(Dataset excerpts)
•••••
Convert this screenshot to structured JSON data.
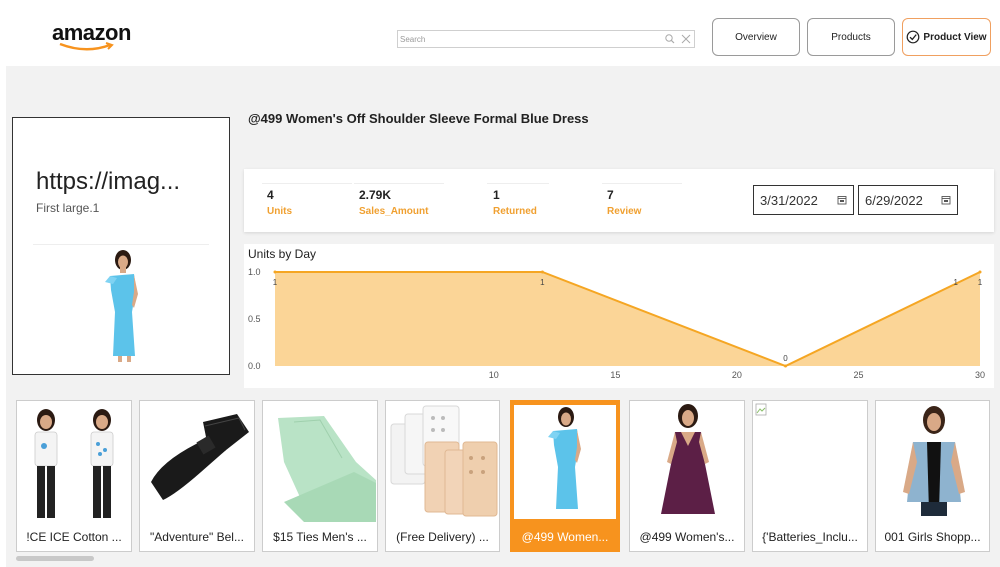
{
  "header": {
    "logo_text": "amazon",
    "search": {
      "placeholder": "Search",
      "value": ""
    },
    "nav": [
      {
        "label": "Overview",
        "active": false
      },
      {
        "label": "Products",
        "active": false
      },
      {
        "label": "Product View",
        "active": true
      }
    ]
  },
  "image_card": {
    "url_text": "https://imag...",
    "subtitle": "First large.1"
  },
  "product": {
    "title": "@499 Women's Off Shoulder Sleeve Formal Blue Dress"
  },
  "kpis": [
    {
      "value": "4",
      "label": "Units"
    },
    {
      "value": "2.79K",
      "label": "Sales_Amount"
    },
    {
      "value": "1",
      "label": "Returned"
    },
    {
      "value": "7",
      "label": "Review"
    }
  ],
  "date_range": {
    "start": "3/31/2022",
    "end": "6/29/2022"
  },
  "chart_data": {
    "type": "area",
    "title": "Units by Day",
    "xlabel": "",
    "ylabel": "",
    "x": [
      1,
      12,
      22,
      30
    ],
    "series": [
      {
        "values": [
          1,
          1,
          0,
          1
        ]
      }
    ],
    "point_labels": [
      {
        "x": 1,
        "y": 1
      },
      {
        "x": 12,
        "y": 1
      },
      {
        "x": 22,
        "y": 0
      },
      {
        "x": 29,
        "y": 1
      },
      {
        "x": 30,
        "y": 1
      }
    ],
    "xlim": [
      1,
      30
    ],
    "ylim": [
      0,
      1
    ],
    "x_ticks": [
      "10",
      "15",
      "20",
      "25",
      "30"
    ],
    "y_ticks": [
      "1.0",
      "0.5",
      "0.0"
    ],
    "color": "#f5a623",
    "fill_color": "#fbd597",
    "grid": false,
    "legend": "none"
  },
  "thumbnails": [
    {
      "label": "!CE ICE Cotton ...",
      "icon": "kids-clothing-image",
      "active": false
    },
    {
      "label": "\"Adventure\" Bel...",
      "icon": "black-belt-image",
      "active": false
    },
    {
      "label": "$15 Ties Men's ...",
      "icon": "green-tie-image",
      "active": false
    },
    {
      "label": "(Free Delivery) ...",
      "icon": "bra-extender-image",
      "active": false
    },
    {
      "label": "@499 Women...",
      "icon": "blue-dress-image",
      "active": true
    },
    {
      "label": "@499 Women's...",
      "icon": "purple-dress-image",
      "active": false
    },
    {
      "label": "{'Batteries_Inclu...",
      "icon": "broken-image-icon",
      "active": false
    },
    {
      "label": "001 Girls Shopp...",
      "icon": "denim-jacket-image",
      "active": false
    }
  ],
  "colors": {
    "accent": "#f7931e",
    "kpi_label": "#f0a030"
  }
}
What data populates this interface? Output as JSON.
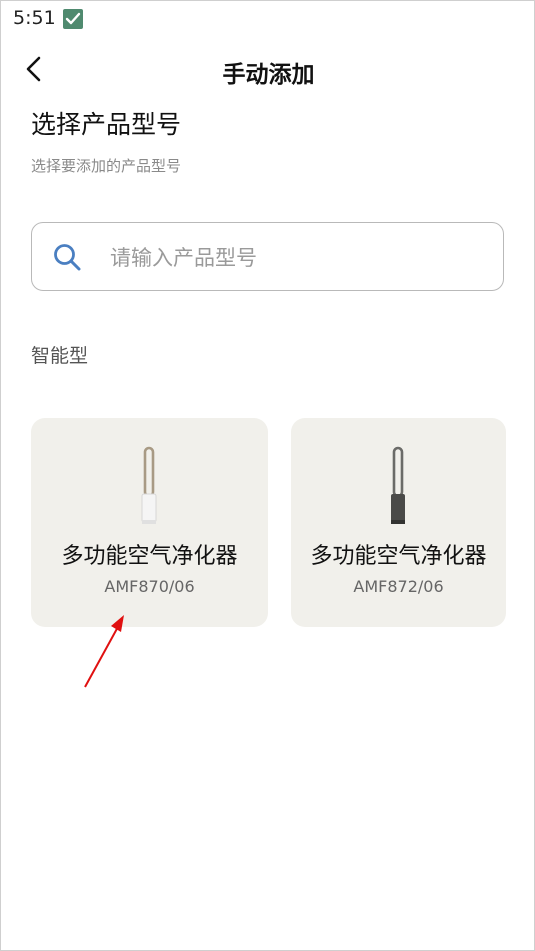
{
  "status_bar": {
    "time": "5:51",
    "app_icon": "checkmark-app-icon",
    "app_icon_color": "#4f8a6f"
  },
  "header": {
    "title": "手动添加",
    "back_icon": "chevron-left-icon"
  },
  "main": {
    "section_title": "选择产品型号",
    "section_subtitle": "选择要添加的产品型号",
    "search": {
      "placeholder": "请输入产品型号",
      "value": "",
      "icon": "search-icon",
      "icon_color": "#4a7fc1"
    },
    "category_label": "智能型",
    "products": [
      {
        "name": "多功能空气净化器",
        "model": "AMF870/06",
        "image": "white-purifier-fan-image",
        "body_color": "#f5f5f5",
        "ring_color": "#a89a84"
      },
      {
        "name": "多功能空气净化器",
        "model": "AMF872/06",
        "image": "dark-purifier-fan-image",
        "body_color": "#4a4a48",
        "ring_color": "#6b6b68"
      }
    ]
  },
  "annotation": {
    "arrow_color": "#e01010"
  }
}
•••••
■ AIM OF THE TASK ■
What do the lines above say from the line containing "What data populates" through the last line? Quote them exactly, both ends included, and leave out the pictures.

■ TASK RESULT ■
What data populates this interface? Output as JSON.
{
  "status_bar": {
    "time": "5:51",
    "app_icon": "checkmark-app-icon",
    "app_icon_color": "#4f8a6f"
  },
  "header": {
    "title": "手动添加",
    "back_icon": "chevron-left-icon"
  },
  "main": {
    "section_title": "选择产品型号",
    "section_subtitle": "选择要添加的产品型号",
    "search": {
      "placeholder": "请输入产品型号",
      "value": "",
      "icon": "search-icon",
      "icon_color": "#4a7fc1"
    },
    "category_label": "智能型",
    "products": [
      {
        "name": "多功能空气净化器",
        "model": "AMF870/06",
        "image": "white-purifier-fan-image",
        "body_color": "#f5f5f5",
        "ring_color": "#a89a84"
      },
      {
        "name": "多功能空气净化器",
        "model": "AMF872/06",
        "image": "dark-purifier-fan-image",
        "body_color": "#4a4a48",
        "ring_color": "#6b6b68"
      }
    ]
  },
  "annotation": {
    "arrow_color": "#e01010"
  }
}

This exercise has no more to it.